# start of Given passage

Installment closed-end credit is another form, where only a specified amount of money is lent to the consumer, typically the total purchase price of the goods. This kind of credit is also used by department stores for the sale of large items and by auto dealers for the sale of automobiles. For example, if you purchase a sofa and chairs at a furniture store, the store might give you credit up to the full amount of the sale, which will be repaid with interest, but the store does not make further credit available to you under that agreement. The full amount of the principal and interest must be paid within a pre-determined time period. In this kind of credit the lender usually retains title to the purchased goods until all the payments have been made. If the purchaser defaults on payments, the seller can repossess the property.

Revolving Open-end Credit

This type of consumer credit is found with most credit cards. In this kind of credit the lender extends credit for use by the consumer, with an outside limit that depends on the debtor’s credit history and ability to handle the debt repayment. The financial institution gives the debtor a credit card with a credit limit, such as $1,000, $5,000, or $10,000, and the debtor can choose how much of the available credit s/he will use at any given time. The debtor makes periodic (usually monthly) payments, and continues to use the available credit as needed, as long as each periodic payment meets pre-determined minimum amounts.

# end of Given passage
# start of Supplied entries

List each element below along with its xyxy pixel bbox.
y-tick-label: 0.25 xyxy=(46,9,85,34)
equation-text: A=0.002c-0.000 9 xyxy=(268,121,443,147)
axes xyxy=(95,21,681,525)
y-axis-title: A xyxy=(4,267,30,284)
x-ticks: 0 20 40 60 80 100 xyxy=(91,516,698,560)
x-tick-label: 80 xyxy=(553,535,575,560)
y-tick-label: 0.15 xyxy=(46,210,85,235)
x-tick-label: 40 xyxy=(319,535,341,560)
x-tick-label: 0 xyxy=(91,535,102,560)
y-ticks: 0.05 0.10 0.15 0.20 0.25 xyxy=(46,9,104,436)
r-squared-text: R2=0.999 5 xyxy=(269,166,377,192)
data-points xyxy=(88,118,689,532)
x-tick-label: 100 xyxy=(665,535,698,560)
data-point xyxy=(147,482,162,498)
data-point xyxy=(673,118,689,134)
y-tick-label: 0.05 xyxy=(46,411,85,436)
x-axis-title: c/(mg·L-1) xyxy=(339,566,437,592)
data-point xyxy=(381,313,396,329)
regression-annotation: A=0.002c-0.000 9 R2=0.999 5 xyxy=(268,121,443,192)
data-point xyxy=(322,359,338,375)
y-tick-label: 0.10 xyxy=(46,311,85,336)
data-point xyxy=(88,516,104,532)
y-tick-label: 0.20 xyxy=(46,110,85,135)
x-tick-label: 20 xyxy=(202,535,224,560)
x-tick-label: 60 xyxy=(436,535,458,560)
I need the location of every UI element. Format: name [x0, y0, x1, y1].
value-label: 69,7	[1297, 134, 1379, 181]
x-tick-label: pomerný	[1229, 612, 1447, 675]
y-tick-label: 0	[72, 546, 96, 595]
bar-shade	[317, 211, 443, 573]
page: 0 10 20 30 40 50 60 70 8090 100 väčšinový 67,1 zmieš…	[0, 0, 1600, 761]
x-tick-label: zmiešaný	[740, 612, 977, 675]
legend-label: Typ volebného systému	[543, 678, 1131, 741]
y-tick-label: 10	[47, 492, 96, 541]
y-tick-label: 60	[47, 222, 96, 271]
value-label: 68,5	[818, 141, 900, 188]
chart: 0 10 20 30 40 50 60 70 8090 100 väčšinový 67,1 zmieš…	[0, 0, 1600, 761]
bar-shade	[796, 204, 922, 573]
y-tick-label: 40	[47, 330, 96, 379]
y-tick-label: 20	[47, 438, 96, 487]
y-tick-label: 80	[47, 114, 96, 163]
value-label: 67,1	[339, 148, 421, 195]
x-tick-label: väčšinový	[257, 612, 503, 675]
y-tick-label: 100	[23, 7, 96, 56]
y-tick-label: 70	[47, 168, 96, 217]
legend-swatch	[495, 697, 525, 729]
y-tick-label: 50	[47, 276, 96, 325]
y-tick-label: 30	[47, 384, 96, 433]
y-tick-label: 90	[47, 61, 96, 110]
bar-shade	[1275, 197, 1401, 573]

# end of Supplied entries

#### Exercise task 1
Repeat the part of the consumer credit passage that runs from "This type of" down to "pre-determined minimum amounts.", word for word.
#### Exercise task 2
Carry the consumer credit passage forward from the point where it stops.
The records have no connection to the passage on consumer credit.

#### Output 1
This type of consumer credit is found with most credit cards. In this kind of credit the lender extends credit for use by the consumer, with an outside limit that depends on the debtor’s credit history and ability to handle the debt repayment. The financial institution gives the debtor a credit card with a credit limit, such as $1,000, $5,000, or $10,000, and the debtor can choose how much of the available credit s/he will use at any given time. The debtor makes periodic (usually monthly) payments, and continues to use the available credit as needed, as long as each periodic payment meets pre-determined minimum amounts.

#### Output 2
Revolving open-end credit requires active management by the debtor. The debtor can decide to pay off the entire outstanding debt when the statement is presented, pay off more than the required minimum payment (but not the entire amount), or simply make the minimum required payment. The debtor thus can determine how much credit will be available to him/her at any given time.

Other credit cards, like travel and entertainment accounts with American Express or Diners Club, may have an open ended amount of credit, but the card holder is expected to pay the balance off each time period, usually each month.